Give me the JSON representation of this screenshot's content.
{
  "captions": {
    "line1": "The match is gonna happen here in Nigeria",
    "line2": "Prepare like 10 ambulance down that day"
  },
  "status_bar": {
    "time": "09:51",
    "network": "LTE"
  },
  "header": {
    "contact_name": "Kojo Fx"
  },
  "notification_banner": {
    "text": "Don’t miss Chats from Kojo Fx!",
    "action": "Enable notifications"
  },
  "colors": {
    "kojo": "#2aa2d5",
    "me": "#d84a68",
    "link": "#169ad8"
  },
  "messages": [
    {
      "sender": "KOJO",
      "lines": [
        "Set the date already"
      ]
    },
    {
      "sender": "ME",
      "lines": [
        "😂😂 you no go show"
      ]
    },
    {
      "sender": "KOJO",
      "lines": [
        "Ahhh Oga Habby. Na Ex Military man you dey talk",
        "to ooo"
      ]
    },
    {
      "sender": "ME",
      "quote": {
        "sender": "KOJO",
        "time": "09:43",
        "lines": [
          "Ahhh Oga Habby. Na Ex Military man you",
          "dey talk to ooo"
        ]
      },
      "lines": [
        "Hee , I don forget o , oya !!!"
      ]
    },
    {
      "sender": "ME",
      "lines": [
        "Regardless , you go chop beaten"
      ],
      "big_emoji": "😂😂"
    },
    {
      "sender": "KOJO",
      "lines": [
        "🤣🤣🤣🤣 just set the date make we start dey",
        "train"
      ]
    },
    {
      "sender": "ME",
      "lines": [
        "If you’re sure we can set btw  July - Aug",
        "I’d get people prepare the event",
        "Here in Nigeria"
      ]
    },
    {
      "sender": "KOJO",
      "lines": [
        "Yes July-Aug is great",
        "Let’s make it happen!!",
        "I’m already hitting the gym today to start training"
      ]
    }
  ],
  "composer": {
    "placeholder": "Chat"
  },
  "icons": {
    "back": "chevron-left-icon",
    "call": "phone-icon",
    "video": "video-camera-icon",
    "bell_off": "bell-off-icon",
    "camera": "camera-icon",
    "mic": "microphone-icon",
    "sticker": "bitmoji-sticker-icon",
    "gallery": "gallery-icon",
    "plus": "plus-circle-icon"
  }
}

======

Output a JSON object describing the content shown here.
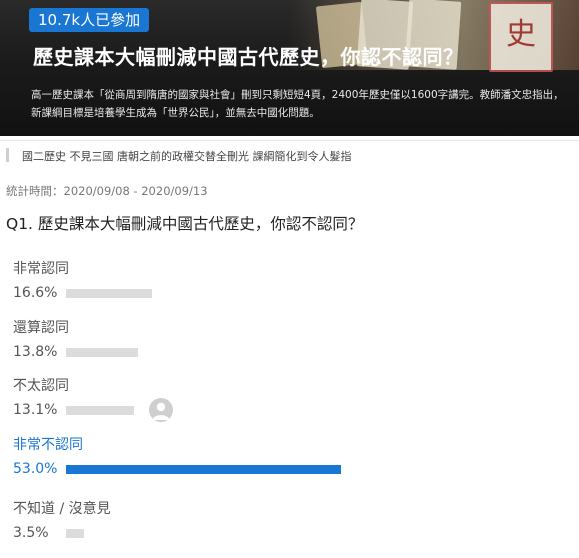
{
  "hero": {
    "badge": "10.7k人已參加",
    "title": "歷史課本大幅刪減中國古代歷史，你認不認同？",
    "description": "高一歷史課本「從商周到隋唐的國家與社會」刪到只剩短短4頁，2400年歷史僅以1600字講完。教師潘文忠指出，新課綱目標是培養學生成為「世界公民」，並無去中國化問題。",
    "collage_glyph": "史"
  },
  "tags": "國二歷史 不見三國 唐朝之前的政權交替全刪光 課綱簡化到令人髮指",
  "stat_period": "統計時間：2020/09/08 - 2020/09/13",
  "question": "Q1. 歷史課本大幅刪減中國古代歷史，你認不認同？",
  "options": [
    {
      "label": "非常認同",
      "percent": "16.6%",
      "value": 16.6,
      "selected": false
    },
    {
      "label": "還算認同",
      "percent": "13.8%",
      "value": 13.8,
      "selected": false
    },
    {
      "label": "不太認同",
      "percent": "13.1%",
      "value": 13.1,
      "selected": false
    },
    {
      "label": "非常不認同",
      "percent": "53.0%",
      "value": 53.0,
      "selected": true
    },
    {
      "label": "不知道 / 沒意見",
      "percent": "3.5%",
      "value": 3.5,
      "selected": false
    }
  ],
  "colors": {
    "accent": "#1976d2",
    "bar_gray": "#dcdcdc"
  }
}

======

■ What the task asks
From the records given above, copy all lines containing "歷史課本大幅刪減中國古代歷史".

■ Correct answer
    "title": "歷史課本大幅刪減中國古代歷史，你認不認同？",
  "question": "Q1. 歷史課本大幅刪減中國古代歷史，你認不認同？",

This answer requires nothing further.